Layout annotation records
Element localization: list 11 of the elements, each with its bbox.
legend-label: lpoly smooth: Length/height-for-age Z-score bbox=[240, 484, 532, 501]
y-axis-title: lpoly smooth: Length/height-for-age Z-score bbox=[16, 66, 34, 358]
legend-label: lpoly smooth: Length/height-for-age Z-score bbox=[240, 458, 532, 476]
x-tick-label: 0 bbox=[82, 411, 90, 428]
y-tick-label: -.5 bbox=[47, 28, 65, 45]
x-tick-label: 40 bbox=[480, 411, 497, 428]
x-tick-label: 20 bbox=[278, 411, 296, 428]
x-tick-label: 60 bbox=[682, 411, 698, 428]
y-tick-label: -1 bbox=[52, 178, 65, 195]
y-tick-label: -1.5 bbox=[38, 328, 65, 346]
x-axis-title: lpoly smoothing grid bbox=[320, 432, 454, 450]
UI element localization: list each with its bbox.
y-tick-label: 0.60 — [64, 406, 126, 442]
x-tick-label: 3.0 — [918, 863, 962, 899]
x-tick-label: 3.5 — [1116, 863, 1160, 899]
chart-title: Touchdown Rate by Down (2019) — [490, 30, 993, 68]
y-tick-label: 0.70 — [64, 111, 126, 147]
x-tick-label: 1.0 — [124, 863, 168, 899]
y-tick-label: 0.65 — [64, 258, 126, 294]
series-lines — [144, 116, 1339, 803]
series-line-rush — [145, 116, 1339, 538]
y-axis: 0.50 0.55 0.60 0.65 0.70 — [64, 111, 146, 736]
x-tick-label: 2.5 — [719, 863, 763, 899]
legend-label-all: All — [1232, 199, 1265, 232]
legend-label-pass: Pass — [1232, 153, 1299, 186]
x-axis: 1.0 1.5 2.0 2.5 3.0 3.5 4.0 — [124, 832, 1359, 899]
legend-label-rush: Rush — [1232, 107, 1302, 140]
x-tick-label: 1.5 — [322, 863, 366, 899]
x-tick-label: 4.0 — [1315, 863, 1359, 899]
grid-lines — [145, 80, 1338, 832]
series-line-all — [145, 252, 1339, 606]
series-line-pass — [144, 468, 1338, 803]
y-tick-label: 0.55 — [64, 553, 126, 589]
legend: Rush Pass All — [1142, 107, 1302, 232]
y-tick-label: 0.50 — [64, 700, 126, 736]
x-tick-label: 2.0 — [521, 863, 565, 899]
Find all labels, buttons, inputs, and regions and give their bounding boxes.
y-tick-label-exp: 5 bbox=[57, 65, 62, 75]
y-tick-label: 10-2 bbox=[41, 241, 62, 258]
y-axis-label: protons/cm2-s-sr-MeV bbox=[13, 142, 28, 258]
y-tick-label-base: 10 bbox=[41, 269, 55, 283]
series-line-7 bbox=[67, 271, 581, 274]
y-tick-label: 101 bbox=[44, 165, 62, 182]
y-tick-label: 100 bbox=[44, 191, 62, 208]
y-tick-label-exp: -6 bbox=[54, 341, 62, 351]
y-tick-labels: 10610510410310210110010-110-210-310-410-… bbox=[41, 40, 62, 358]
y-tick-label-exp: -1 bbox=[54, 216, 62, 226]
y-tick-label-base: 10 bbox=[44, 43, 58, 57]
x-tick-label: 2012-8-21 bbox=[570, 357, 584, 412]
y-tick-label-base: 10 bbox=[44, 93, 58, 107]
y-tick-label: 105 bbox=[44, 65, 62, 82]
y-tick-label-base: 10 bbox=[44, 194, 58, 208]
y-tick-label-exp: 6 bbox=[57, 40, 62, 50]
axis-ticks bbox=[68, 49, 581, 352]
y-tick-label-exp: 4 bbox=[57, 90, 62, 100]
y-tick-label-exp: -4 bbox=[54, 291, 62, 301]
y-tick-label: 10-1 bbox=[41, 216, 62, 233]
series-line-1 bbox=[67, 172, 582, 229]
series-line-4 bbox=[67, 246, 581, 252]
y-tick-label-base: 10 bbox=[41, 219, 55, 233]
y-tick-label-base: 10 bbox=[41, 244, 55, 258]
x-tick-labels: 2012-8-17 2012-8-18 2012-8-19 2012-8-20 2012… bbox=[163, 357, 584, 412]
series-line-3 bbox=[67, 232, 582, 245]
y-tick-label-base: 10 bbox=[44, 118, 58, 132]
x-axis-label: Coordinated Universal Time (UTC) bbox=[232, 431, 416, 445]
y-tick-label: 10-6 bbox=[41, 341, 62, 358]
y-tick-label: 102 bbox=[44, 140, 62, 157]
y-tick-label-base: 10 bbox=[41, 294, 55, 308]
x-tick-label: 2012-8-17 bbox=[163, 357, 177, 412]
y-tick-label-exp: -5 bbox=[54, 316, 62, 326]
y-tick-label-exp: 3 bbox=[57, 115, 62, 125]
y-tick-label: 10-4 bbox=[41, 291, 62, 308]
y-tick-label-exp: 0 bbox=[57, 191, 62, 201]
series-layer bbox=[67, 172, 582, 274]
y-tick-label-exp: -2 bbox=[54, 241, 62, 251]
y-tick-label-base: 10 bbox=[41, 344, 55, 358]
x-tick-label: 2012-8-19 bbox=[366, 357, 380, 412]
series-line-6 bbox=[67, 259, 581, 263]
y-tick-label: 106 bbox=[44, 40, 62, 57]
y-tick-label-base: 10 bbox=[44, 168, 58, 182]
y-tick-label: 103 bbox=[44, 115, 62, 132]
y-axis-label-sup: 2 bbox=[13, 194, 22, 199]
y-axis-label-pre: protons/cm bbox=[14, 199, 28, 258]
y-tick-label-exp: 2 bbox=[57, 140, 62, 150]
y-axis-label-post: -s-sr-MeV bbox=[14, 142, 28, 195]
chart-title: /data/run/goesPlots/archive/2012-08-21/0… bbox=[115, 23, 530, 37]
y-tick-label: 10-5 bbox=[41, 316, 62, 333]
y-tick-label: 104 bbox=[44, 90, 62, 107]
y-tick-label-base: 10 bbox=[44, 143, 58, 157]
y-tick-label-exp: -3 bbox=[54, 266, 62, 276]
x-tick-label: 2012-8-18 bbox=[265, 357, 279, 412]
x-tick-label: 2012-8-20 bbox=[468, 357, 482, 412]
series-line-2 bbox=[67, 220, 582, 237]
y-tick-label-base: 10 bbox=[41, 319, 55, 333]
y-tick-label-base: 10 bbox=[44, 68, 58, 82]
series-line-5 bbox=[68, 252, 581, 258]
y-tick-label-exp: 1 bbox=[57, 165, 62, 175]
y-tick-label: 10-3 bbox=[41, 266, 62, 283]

## GOAL
Rewrite all of the lines above as a numbered list, dropping any blank lines.

## RESPONSE
1. Element localization: list 11 of the elements, each with its bbox.
2. legend-label: lpoly smooth: Length/height-for-age Z-score bbox=[240, 484, 532, 501]
3. y-axis-title: lpoly smooth: Length/height-for-age Z-score bbox=[16, 66, 34, 358]
4. legend-label: lpoly smooth: Length/height-for-age Z-score bbox=[240, 458, 532, 476]
5. x-tick-label: 0 bbox=[82, 411, 90, 428]
6. y-tick-label: -.5 bbox=[47, 28, 65, 45]
7. x-tick-label: 40 bbox=[480, 411, 497, 428]
8. x-tick-label: 20 bbox=[278, 411, 296, 428]
9. x-tick-label: 60 bbox=[682, 411, 698, 428]
10. y-tick-label: -1 bbox=[52, 178, 65, 195]
11. y-tick-label: -1.5 bbox=[38, 328, 65, 346]
12. x-axis-title: lpoly smoothing grid bbox=[320, 432, 454, 450]
13. UI element localization: list each with its bbox.
14. y-tick-label: 0.60 — [64, 406, 126, 442]
15. x-tick-label: 3.0 — [918, 863, 962, 899]
16. x-tick-label: 3.5 — [1116, 863, 1160, 899]
17. chart-title: Touchdown Rate by Down (2019) — [490, 30, 993, 68]
18. y-tick-label: 0.70 — [64, 111, 126, 147]
19. x-tick-label: 1.0 — [124, 863, 168, 899]
20. y-tick-label: 0.65 — [64, 258, 126, 294]
21. series-lines — [144, 116, 1339, 803]
22. series-line-rush — [145, 116, 1339, 538]
23. y-axis: 0.50 0.55 0.60 0.65 0.70 — [64, 111, 146, 736]
24. x-tick-label: 2.5 — [719, 863, 763, 899]
25. legend-label-all: All — [1232, 199, 1265, 232]
26. legend-label-pass: Pass — [1232, 153, 1299, 186]
27. x-axis: 1.0 1.5 2.0 2.5 3.0 3.5 4.0 — [124, 832, 1359, 899]
28. legend-label-rush: Rush — [1232, 107, 1302, 140]
29. x-tick-label: 1.5 — [322, 863, 366, 899]
30. x-tick-label: 4.0 — [1315, 863, 1359, 899]
31. grid-lines — [145, 80, 1338, 832]
32. series-line-all — [145, 252, 1339, 606]
33. series-line-pass — [144, 468, 1338, 803]
34. y-tick-label: 0.55 — [64, 553, 126, 589]
35. legend: Rush Pass All — [1142, 107, 1302, 232]
36. y-tick-label: 0.50 — [64, 700, 126, 736]
37. x-tick-label: 2.0 — [521, 863, 565, 899]
38. Find all labels, buttons, inputs, and regions and give their bounding boxes.
39. y-tick-label-exp: 5 bbox=[57, 65, 62, 75]
40. y-tick-label: 10-2 bbox=[41, 241, 62, 258]
41. y-axis-label: protons/cm2-s-sr-MeV bbox=[13, 142, 28, 258]
42. y-tick-label-base: 10 bbox=[41, 269, 55, 283]
43. series-line-7 bbox=[67, 271, 581, 274]
44. y-tick-label: 101 bbox=[44, 165, 62, 182]
45. y-tick-label: 100 bbox=[44, 191, 62, 208]
46. y-tick-label-exp: -6 bbox=[54, 341, 62, 351]
47. y-tick-labels: 10610510410310210110010-110-210-310-410-… bbox=[41, 40, 62, 358]
48. y-tick-label-exp: -1 bbox=[54, 216, 62, 226]
49. y-tick-label-base: 10 bbox=[44, 43, 58, 57]
50. x-tick-label: 2012-8-21 bbox=[570, 357, 584, 412]
51. y-tick-label-base: 10 bbox=[44, 93, 58, 107]
52. y-tick-label: 105 bbox=[44, 65, 62, 82]
53. y-tick-label-base: 10 bbox=[44, 194, 58, 208]
54. y-tick-label-exp: 6 bbox=[57, 40, 62, 50]
55. axis-ticks bbox=[68, 49, 581, 352]
56. y-tick-label-exp: 4 bbox=[57, 90, 62, 100]
57. y-tick-label-exp: -4 bbox=[54, 291, 62, 301]
58. y-tick-label: 10-1 bbox=[41, 216, 62, 233]
59. series-line-1 bbox=[67, 172, 582, 229]
60. series-line-4 bbox=[67, 246, 581, 252]
61. y-tick-label-base: 10 bbox=[41, 219, 55, 233]
62. y-tick-label-base: 10 bbox=[41, 244, 55, 258]
63. x-tick-labels: 2012-8-17 2012-8-18 2012-8-19 2012-8-20 2012… bbox=[163, 357, 584, 412]
64. series-line-3 bbox=[67, 232, 582, 245]
65. y-tick-label-base: 10 bbox=[44, 118, 58, 132]
66. x-axis-label: Coordinated Universal Time (UTC) bbox=[232, 431, 416, 445]
67. y-tick-label: 10-6 bbox=[41, 341, 62, 358]
68. y-tick-label: 102 bbox=[44, 140, 62, 157]
69. y-tick-label-base: 10 bbox=[41, 294, 55, 308]
70. x-tick-label: 2012-8-17 bbox=[163, 357, 177, 412]
71. y-tick-label-exp: -5 bbox=[54, 316, 62, 326]
72. y-tick-label-exp: 3 bbox=[57, 115, 62, 125]
73. y-tick-label: 10-4 bbox=[41, 291, 62, 308]
74. y-tick-label-exp: 0 bbox=[57, 191, 62, 201]
75. series-layer bbox=[67, 172, 582, 274]
76. y-tick-label-exp: -2 bbox=[54, 241, 62, 251]
77. y-tick-label-base: 10 bbox=[41, 344, 55, 358]
78. x-tick-label: 2012-8-19 bbox=[366, 357, 380, 412]
79. series-line-6 bbox=[67, 259, 581, 263]
80. y-tick-label: 106 bbox=[44, 40, 62, 57]
81. y-tick-label-base: 10 bbox=[44, 168, 58, 182]
82. y-tick-label: 103 bbox=[44, 115, 62, 132]
83. y-axis-label-sup: 2 bbox=[13, 194, 22, 199]
84. y-axis-label-pre: protons/cm bbox=[14, 199, 28, 258]
85. y-tick-label-exp: 2 bbox=[57, 140, 62, 150]
86. y-axis-label-post: -s-sr-MeV bbox=[14, 142, 28, 195]
87. chart-title: /data/run/goesPlots/archive/2012-08-21/0… bbox=[115, 23, 530, 37]
88. y-tick-label: 10-5 bbox=[41, 316, 62, 333]
89. y-tick-label: 104 bbox=[44, 90, 62, 107]
90. y-tick-label-base: 10 bbox=[44, 143, 58, 157]
91. y-tick-label-exp: -3 bbox=[54, 266, 62, 276]
92. x-tick-label: 2012-8-18 bbox=[265, 357, 279, 412]
93. x-tick-label: 2012-8-20 bbox=[468, 357, 482, 412]
94. series-line-2 bbox=[67, 220, 582, 237]
95. y-tick-label-base: 10 bbox=[41, 319, 55, 333]
96. y-tick-label-base: 10 bbox=[44, 68, 58, 82]
97. series-line-5 bbox=[68, 252, 581, 258]
98. y-tick-label-exp: 1 bbox=[57, 165, 62, 175]
99. y-tick-label: 10-3 bbox=[41, 266, 62, 283]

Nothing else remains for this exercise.